■ **GIVEN RECORDS**:
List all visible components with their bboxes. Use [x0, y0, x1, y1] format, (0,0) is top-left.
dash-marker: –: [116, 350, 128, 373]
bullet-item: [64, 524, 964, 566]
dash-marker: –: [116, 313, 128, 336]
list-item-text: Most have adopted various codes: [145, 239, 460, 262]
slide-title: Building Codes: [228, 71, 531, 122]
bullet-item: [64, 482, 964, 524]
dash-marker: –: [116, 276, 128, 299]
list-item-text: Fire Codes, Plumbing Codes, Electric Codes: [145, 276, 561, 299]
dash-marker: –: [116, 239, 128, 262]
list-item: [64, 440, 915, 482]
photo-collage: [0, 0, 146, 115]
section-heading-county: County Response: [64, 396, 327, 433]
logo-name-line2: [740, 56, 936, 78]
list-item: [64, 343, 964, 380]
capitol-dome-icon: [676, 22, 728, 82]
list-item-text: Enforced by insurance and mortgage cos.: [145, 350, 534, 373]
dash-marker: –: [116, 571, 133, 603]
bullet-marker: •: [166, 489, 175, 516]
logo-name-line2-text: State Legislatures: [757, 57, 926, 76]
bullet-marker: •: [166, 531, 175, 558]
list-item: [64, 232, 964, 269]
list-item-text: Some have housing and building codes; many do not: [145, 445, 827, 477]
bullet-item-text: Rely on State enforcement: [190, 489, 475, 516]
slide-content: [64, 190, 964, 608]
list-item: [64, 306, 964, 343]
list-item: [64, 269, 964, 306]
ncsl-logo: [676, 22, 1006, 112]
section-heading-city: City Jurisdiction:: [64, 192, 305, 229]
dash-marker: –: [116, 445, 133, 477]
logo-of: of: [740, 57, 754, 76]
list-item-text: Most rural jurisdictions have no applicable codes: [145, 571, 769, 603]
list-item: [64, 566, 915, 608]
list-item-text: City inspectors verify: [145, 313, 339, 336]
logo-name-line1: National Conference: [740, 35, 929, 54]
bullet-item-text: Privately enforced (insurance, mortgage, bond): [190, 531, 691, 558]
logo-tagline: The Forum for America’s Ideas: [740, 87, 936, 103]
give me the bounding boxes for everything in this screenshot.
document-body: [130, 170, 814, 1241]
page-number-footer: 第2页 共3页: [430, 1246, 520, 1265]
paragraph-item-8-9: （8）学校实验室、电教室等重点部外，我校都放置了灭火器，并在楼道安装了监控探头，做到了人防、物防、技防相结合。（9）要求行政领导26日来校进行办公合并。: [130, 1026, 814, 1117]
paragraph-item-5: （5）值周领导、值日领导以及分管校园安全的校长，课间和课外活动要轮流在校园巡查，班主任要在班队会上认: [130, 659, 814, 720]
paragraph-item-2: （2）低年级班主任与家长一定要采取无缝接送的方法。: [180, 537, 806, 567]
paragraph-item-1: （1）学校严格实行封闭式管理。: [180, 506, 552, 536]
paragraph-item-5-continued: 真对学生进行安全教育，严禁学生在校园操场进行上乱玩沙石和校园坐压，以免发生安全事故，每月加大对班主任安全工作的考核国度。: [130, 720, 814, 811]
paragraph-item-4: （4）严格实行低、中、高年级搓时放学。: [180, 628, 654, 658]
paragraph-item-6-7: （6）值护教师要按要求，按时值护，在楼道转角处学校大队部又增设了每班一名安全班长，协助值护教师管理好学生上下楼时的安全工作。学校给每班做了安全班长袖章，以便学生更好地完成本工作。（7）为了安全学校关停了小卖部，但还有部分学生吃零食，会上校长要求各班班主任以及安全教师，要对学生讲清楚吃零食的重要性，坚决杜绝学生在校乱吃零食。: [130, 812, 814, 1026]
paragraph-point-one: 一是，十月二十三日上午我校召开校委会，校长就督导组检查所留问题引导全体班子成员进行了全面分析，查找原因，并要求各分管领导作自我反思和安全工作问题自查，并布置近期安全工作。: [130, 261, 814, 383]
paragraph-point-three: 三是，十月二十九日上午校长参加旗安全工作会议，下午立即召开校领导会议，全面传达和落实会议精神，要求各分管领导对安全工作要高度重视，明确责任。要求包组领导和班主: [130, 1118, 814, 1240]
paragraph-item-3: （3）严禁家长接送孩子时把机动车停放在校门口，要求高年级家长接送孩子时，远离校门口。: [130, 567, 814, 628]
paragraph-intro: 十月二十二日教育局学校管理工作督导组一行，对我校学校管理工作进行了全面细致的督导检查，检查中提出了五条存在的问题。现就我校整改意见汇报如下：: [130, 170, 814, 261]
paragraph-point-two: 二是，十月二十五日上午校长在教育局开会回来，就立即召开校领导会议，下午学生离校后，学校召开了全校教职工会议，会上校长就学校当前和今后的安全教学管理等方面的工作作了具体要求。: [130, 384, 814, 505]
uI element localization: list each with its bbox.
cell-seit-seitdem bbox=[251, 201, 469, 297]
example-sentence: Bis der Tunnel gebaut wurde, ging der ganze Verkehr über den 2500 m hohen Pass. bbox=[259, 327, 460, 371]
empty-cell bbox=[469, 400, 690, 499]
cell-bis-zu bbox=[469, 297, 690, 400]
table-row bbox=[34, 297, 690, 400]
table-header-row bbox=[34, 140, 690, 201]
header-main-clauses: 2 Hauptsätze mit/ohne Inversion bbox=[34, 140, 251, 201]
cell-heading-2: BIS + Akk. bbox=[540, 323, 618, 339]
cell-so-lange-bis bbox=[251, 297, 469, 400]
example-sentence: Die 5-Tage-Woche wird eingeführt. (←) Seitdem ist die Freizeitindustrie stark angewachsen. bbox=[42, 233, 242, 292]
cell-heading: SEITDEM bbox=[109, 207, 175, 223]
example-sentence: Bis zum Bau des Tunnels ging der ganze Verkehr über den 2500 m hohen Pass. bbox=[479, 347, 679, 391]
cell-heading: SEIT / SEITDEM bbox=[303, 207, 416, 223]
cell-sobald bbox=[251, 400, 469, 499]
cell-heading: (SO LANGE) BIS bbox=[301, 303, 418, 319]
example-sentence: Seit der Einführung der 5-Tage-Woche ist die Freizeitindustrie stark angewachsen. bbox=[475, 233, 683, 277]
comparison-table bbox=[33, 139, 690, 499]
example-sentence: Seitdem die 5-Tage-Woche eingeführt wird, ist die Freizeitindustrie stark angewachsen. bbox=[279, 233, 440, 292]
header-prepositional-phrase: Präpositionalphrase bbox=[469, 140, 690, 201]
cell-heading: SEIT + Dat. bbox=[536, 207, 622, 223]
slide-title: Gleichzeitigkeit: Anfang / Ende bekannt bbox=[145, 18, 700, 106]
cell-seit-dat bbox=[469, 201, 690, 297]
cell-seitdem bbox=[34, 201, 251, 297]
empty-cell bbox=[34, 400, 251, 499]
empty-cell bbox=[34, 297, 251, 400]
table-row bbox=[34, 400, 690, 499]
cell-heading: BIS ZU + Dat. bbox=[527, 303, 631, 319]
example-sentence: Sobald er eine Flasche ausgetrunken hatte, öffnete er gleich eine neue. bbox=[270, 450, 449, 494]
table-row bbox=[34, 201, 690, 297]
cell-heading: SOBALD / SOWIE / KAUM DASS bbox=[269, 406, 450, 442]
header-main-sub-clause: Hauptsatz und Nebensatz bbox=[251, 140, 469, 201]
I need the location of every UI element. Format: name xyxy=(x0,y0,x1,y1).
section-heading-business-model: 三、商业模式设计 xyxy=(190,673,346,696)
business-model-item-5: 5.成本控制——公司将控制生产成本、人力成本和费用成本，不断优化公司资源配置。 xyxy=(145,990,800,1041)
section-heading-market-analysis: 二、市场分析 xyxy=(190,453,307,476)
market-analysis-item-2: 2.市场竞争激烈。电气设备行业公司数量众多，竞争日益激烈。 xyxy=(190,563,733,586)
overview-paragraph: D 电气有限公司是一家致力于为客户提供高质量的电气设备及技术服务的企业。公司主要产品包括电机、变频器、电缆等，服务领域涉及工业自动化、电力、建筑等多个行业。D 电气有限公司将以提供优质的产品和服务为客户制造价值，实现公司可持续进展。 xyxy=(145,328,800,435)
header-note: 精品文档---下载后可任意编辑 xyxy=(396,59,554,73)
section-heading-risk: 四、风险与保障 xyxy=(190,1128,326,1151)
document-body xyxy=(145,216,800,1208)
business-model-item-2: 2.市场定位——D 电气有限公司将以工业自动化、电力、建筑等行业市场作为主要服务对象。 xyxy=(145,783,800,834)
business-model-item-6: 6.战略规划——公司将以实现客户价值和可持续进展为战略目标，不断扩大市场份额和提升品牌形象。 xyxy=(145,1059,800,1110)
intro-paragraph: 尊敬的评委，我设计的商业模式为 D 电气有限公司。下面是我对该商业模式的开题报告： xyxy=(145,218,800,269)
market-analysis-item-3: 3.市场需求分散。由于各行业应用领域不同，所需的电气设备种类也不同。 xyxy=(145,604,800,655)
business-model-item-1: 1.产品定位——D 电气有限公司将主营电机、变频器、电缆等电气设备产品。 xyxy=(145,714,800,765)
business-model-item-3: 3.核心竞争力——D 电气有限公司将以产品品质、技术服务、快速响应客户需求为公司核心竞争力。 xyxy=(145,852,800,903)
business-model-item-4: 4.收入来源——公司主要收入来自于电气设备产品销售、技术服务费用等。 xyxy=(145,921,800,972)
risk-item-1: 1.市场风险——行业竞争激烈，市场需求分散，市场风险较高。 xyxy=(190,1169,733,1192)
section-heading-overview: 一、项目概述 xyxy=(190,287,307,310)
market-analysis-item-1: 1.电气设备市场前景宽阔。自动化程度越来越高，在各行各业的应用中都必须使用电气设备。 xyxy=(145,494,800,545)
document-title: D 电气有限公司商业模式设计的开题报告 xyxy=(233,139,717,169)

■ **SET EXERCISE**: Render the records as a numbered list, leaving out any blank lines. Begin with the first line of the records and stop after the line that has "537, 806, 567]".

■ **SOLUTION FOR THIS EXERCISE**:
1. List all visible components with their bboxes. Use [x0, y0, x1, y1] format, (0,0) is top-left.
2. dash-marker: –: [116, 350, 128, 373]
3. bullet-item: [64, 524, 964, 566]
4. dash-marker: –: [116, 313, 128, 336]
5. list-item-text: Most have adopted various codes: [145, 239, 460, 262]
6. slide-title: Building Codes: [228, 71, 531, 122]
7. bullet-item: [64, 482, 964, 524]
8. dash-marker: –: [116, 276, 128, 299]
9. list-item-text: Fire Codes, Plumbing Codes, Electric Codes: [145, 276, 561, 299]
10. dash-marker: –: [116, 239, 128, 262]
11. list-item: [64, 440, 915, 482]
12. photo-collage: [0, 0, 146, 115]
13. section-heading-county: County Response: [64, 396, 327, 433]
14. logo-name-line2: [740, 56, 936, 78]
15. list-item: [64, 343, 964, 380]
16. capitol-dome-icon: [676, 22, 728, 82]
17. list-item-text: Enforced by insurance and mortgage cos.: [145, 350, 534, 373]
18. dash-marker: –: [116, 571, 133, 603]
19. bullet-marker: •: [166, 489, 175, 516]
20. logo-name-line2-text: State Legislatures: [757, 57, 926, 76]
21. bullet-marker: •: [166, 531, 175, 558]
22. list-item: [64, 232, 964, 269]
23. list-item-text: Some have housing and building codes; many do not: [145, 445, 827, 477]
24. bullet-item-text: Rely on State enforcement: [190, 489, 475, 516]
25. slide-content: [64, 190, 964, 608]
26. list-item: [64, 306, 964, 343]
27. list-item: [64, 269, 964, 306]
28. ncsl-logo: [676, 22, 1006, 112]
29. section-heading-city: City Jurisdiction:: [64, 192, 305, 229]
30. dash-marker: –: [116, 445, 133, 477]
31. logo-of: of: [740, 57, 754, 76]
32. list-item-text: Most rural jurisdictions have no applicable codes: [145, 571, 769, 603]
33. list-item: [64, 566, 915, 608]
34. list-item-text: City inspectors verify: [145, 313, 339, 336]
35. logo-name-line1: National Conference: [740, 35, 929, 54]
36. bullet-item-text: Privately enforced (insurance, mortgage, bond): [190, 531, 691, 558]
37. logo-tagline: The Forum for America’s Ideas: [740, 87, 936, 103]
38. give me the bounding boxes for everything in this screenshot.
39. document-body: [130, 170, 814, 1241]
40. page-number-footer: 第2页 共3页: [430, 1246, 520, 1265]
41. paragraph-item-8-9: （8）学校实验室、电教室等重点部外，我校都放置了灭火器，并在楼道安装了监控探头，做到了人防、物防、技防相结合。（9）要求行政领导26日来校进行办公合并。: [130, 1026, 814, 1117]
42. paragraph-item-5: （5）值周领导、值日领导以及分管校园安全的校长，课间和课外活动要轮流在校园巡查，班主任要在班队会上认: [130, 659, 814, 720]
43. paragraph-item-2: （2）低年级班主任与家长一定要采取无缝接送的方法。: [180, 537, 806, 567]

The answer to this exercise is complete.